> **EXCERPT**
===============
BankAmerica putting trust units under Oregon thrift subsidiary.

WASHINGTON -- BankAmerica Corp. plans to transfer its institutional trust divisions to its Oregon thrift subsidiary, setting the $379 billion unit up for interstate expansion.

The nation's second-biggest bank is likely to win approval for the move from the Office of Thrift Supervision later this month, according to regulatory sources and a person familiar with the reorganization plan. OTS refused to comment.

BankAmerica spokeswoman Sharon Tucker said the move "should enable us to dramatically simplify and streamline the legal structure and organization of the institutional trust business."

Richard M. Rosenberg, BankAmerica's chairman and CEO refused to comment, as did other bank executives.

The move should give BankAmerica's trust department far more flexibility, because thrifts are allowed to branch interstate. But sources said the restructuring was prompted in part by past criticism from regulators.

When BankAmerica completed its merger with Security Pacific in April 1992, the combination of the two trust-operations produced a convoluted organizational structure. The Federal Reserve and the Office of the Comptroller of the Currency have criticized it in exam reports for being badly run and needing centralization, a regulatory source said.
===============
[Data records]
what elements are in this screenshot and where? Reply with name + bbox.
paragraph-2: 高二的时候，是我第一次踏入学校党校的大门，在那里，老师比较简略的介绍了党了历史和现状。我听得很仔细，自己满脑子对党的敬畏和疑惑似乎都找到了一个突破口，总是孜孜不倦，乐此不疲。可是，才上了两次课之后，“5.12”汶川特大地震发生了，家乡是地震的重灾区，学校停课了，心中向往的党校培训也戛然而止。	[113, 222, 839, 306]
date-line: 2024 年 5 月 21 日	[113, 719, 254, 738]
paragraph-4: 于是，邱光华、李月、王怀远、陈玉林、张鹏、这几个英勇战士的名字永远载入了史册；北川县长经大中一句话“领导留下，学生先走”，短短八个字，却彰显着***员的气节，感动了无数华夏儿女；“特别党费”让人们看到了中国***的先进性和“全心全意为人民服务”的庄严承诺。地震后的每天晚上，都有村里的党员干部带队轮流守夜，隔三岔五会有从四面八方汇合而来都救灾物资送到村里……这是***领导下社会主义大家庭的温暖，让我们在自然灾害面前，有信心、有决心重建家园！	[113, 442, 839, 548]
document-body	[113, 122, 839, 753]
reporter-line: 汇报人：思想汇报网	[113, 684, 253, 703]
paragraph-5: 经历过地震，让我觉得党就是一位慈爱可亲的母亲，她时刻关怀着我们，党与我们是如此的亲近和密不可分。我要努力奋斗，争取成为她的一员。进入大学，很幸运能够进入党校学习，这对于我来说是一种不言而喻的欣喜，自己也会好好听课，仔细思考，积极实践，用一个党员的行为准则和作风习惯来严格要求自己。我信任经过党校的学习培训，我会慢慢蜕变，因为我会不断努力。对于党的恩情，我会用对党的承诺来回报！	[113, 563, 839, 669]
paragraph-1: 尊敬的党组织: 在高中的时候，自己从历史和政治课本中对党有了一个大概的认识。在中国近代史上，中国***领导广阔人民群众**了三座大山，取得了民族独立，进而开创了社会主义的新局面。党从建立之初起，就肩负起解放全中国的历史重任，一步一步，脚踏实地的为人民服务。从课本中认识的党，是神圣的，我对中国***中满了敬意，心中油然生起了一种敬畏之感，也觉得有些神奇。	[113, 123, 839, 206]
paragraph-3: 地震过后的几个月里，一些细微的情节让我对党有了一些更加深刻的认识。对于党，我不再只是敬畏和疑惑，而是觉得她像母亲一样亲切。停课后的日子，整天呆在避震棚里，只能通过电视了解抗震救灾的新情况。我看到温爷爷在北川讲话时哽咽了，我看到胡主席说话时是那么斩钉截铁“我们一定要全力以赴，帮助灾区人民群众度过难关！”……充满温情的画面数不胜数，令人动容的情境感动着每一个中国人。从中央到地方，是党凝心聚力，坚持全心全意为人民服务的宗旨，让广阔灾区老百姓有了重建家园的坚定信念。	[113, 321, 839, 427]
===============
> **EXPLORE THE MATERIAL**
A. List every government regulatory agency named in the BankAmerica article.
B. Reproduce the stretch of the BankAmerica article from "The move should" through "criticism from regulators.", substituting "latitude" for "flexibility".
These rows were taken from a separate source.

> **SOLUTIONS TO THE TASKS**
A.
Office of Thrift Supervision (OTS)
Federal Reserve
Office of the Comptroller of the Currency

B.
The move should give BankAmerica's trust department far more latitude, because thrifts are allowed to branch interstate. But sources said the restructuring was prompted in part by past criticism from regulators.